## EXTRACT PROVIDED
══════════════════════════════

Sodium thiocyanate (NaSCN) displacement ELISAs were performed by a modification of the methods of Charoenvit et al. (7) and Luxton and Thompson (37). ELISA plates were coated overnight with one of the following specific antigens: concanavalin A and vCB-14 at 0.1 μg/well, concanavalin A and rgp120 at 0.1 μg/well, rp24 at 0.1 μg/well, or Triton X-100-lysed A/PR/8/34. The plates were washed with phosphate-buffered saline (PBS)–0.1% Triton X-100 and blocked for 60 min at 23°C with whey buffer (PBS, 4% whey powder [Davisco, Le Sueur, Minn.], 0.05% Tween 20) containing 5% nonfat dry milk powder. Sera, serially diluted in whey buffer to equivalent initial concentrations of Env-specific IgG, were incubated in ELISA plates for 60 min at 23°C. The plates were washed three times with PBS–Triton X-100, once with PBS containing 0, 1, 2, 3, 4, or 5 M NaSCN for 15 to 20 min, and then six more times with PBS–Triton X-100. Bound antibody was detected as described for the H1-specific ELISA. A standard curve was constructed by using sera from rabbits immunized with pHXB2gp120 that were not subjected to NaSCN washing. All samples were assayed in duplicate over a range of dilutions, and results were expressed as the percentage of antibody bound in the absence of NaSCN.
HIV-1-neutralizing antibody assays.
Antibody-mediated neutralization of HIV-1 IIIb was measured by using the MT-2 cell killing assay described by Montefiori et al. (41) and Richmond et al. (51). Neutralization of HIV-1 primary isolates was assayed on peripheral blood mononuclear cells as previously described (43, 51). V3-loop specificity of neutralizing antibody was determined by preincubating serum samples with 20 μg of the V3-loop peptide (NNTRKSIRIQRGPGRAFVTIGKIG; amino acids 307 to 330 of IIIb Env) prior to performance of the MT-2 cell killing assay. Neutralizing titers are defined as that dilution of serum which resulted in 50% protection from virally induced cell killing in MT-2 cells or 90% reduction in p24 synthesis in peripheral blood mononuclear cells.
Influenza virus-neutralizing antibody assay.

══════════════════════════════

## PROVIDED RECORDS
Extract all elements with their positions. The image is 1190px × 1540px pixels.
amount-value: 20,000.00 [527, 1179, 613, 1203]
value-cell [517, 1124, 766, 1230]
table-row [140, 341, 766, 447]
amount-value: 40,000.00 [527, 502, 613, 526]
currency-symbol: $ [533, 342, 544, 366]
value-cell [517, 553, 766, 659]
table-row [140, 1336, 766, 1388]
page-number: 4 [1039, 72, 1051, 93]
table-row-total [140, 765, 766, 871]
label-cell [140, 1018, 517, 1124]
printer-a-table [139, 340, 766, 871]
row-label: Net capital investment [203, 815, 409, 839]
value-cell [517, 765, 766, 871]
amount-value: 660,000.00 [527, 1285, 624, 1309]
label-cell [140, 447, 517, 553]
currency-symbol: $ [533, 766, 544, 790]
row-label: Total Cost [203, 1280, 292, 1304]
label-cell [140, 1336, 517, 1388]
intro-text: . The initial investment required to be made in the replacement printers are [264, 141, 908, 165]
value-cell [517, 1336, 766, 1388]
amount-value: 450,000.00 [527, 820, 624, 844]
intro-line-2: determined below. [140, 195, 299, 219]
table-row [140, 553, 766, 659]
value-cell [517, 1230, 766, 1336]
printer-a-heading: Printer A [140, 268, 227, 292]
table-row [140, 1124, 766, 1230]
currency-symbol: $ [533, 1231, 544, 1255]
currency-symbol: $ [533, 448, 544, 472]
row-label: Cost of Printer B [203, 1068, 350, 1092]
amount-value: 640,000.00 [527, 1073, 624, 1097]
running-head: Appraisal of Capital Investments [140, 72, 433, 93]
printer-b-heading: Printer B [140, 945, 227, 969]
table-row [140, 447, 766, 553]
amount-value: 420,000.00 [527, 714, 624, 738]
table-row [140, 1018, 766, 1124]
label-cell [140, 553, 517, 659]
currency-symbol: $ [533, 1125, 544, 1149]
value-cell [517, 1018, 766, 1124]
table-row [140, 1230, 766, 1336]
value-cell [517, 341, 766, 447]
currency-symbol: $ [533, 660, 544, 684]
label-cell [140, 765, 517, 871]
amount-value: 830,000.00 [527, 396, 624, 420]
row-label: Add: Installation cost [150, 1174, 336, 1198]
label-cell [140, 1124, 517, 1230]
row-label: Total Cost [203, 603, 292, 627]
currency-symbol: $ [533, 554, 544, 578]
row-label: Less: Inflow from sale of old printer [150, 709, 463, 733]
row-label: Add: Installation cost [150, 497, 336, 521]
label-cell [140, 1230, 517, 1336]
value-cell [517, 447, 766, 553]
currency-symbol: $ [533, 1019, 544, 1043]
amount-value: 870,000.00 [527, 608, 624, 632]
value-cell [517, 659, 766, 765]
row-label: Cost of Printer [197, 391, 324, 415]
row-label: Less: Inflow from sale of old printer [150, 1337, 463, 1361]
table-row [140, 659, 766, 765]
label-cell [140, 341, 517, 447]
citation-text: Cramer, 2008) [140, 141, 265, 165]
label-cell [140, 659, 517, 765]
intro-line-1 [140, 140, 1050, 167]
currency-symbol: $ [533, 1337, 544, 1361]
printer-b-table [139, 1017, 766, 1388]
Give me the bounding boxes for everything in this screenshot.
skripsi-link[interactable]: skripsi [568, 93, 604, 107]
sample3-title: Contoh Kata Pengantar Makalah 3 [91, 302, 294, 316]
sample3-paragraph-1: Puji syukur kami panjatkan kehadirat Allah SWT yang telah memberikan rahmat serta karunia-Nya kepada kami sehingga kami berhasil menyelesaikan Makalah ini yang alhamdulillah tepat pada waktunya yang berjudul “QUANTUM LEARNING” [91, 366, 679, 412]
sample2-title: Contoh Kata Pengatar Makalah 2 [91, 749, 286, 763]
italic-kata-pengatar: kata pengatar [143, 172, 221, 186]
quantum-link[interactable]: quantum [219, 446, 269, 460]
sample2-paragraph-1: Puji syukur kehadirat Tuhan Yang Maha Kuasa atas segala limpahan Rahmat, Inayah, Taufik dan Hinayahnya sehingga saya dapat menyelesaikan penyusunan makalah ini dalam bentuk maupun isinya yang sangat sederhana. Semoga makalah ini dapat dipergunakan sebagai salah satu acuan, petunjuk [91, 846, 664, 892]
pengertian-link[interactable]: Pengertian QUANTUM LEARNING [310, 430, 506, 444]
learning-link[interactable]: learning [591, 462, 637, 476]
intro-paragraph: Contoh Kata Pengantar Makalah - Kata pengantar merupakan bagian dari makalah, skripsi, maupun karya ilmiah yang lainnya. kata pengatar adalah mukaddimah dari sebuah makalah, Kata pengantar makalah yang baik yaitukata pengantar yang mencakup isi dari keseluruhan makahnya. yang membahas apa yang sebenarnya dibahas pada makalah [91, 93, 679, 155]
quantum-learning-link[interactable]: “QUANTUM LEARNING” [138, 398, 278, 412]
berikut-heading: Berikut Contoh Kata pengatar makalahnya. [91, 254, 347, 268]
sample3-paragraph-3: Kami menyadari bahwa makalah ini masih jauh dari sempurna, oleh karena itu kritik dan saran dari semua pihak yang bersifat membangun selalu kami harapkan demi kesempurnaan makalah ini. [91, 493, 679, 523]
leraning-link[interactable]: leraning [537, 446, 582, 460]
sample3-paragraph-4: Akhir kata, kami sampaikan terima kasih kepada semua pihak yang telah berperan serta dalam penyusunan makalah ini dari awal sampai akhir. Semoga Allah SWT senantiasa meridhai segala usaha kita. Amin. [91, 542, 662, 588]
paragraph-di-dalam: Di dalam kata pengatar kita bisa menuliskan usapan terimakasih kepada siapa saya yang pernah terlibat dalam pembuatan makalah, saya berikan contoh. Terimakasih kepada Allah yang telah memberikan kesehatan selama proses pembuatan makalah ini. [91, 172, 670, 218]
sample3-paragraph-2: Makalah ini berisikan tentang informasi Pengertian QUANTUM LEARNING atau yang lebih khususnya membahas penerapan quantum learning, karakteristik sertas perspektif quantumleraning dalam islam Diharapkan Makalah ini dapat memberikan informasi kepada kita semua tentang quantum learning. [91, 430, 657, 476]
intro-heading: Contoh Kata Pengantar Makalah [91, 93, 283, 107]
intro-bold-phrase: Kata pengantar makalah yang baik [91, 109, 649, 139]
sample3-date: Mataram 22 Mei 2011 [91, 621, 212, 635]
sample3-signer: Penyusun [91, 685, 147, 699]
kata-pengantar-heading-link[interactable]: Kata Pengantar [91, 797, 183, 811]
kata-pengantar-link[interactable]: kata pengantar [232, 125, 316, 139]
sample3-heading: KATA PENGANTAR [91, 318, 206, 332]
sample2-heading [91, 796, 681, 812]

══════════════════════════════

## WORK INSTRUCTION
According to the methods excerpt, how long and at what temperature were the ELISA plates blocked with whey buffer? The items are separate material, unrelated to the methods excerpt.

## YOUR RESPONSE
For 60 minutes at 23°C.